### Records supplied
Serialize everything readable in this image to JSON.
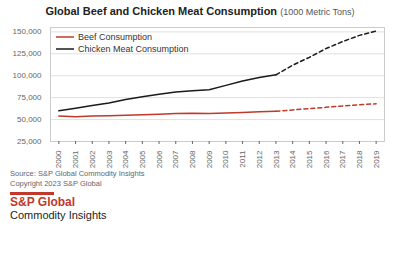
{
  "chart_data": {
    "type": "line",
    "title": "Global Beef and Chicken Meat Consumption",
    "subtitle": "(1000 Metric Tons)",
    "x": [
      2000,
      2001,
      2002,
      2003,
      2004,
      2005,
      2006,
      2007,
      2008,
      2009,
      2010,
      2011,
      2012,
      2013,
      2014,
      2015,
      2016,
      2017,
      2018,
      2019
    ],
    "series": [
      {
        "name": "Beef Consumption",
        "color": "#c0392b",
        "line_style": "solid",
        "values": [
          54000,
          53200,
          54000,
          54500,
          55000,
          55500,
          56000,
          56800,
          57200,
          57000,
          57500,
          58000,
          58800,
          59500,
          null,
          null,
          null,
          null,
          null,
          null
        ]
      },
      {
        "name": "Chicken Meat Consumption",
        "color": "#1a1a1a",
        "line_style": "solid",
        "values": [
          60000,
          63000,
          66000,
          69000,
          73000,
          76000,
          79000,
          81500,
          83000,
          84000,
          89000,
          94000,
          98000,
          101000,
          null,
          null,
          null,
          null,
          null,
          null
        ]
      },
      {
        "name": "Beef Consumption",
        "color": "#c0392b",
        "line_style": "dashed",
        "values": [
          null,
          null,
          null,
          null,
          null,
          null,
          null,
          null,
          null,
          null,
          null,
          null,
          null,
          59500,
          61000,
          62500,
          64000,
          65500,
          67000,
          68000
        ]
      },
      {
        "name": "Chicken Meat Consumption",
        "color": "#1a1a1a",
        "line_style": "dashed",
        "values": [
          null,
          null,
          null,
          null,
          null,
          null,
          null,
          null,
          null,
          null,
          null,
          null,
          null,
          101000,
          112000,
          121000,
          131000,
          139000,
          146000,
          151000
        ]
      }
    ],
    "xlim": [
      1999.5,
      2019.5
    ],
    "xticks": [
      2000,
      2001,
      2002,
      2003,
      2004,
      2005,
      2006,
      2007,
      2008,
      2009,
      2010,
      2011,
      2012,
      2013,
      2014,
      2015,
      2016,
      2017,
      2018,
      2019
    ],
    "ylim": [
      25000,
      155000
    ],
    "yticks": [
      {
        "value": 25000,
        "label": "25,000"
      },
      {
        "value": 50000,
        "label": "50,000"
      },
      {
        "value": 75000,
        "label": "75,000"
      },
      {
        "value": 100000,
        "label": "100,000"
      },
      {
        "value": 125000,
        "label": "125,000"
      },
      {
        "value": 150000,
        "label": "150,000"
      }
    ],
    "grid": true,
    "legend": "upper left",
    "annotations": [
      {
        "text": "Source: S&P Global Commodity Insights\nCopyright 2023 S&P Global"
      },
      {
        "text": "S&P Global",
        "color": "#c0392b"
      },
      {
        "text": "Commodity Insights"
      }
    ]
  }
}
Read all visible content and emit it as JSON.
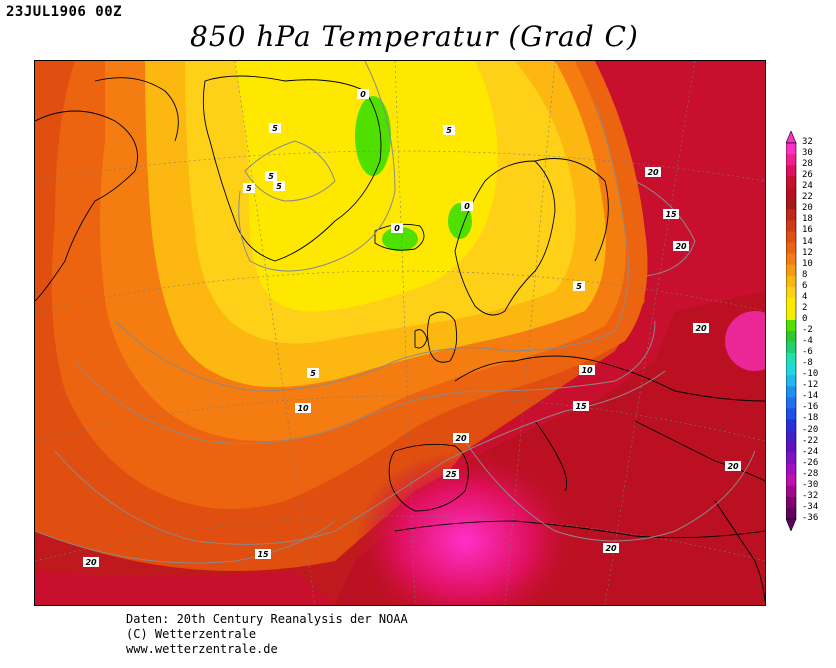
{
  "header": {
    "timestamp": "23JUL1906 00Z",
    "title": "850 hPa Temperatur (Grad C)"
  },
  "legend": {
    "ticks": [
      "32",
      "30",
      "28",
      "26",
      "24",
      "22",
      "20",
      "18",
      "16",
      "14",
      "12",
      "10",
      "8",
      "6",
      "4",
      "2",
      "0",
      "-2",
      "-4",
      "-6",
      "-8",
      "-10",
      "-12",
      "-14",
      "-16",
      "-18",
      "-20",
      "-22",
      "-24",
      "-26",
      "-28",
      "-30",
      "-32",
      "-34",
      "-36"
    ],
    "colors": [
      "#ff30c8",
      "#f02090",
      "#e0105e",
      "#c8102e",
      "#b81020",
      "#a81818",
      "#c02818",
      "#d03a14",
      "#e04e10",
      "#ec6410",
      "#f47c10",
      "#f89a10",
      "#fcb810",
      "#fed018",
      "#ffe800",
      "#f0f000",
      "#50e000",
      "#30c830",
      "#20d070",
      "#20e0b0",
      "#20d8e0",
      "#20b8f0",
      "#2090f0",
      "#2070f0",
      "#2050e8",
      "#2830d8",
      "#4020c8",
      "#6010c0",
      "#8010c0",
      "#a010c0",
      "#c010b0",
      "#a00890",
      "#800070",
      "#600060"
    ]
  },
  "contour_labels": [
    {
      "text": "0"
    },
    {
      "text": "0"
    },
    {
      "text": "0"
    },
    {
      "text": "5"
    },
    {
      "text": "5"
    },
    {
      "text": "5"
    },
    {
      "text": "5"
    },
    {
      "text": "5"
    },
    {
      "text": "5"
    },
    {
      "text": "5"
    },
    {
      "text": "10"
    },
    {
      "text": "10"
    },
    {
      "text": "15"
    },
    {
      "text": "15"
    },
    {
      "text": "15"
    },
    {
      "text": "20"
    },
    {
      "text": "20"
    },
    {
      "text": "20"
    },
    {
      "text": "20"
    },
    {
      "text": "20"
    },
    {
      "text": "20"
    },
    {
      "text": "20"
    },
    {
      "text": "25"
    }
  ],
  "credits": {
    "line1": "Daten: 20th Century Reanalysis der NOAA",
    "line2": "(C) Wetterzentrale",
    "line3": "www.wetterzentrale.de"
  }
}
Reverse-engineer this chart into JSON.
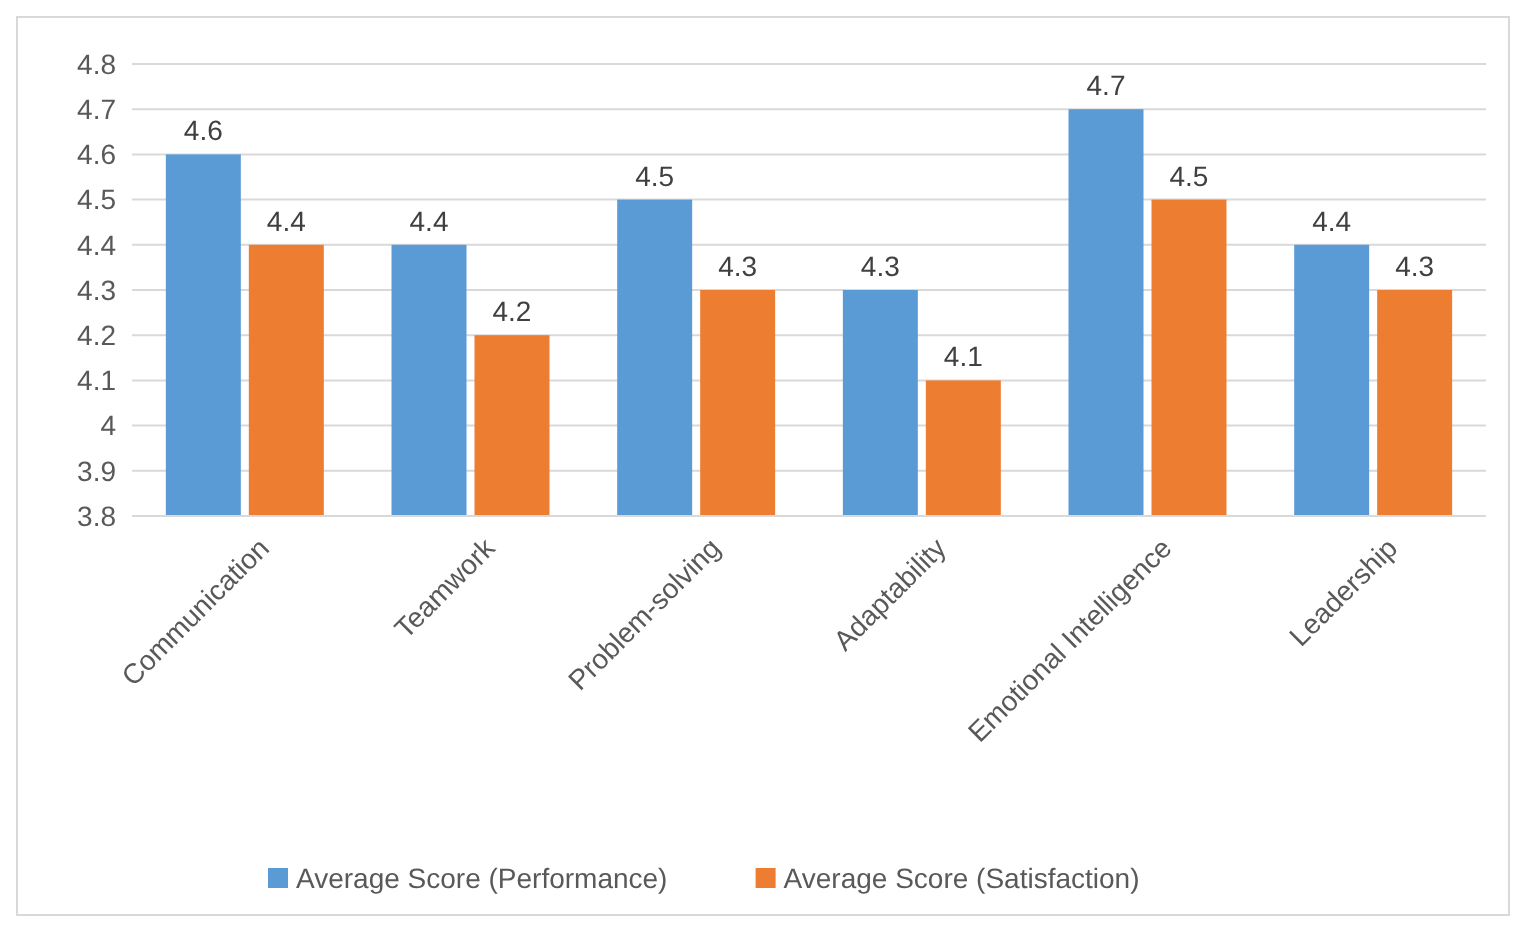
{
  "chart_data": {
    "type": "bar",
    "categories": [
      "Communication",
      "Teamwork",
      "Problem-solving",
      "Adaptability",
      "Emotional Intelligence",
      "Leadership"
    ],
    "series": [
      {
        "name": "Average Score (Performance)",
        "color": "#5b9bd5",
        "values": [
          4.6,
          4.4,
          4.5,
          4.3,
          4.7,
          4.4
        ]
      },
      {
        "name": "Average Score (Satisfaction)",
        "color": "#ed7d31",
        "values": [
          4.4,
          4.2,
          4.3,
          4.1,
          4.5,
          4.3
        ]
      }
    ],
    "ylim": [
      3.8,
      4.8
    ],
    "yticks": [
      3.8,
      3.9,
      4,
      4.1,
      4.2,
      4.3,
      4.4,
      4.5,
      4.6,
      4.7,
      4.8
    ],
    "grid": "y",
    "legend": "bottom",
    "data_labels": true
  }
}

### Stated exercise
Collect the lines that hold "this".

### Worked solution
Serialize everything readable in this image to JSON.
Reverse-engineer this chart into JSON.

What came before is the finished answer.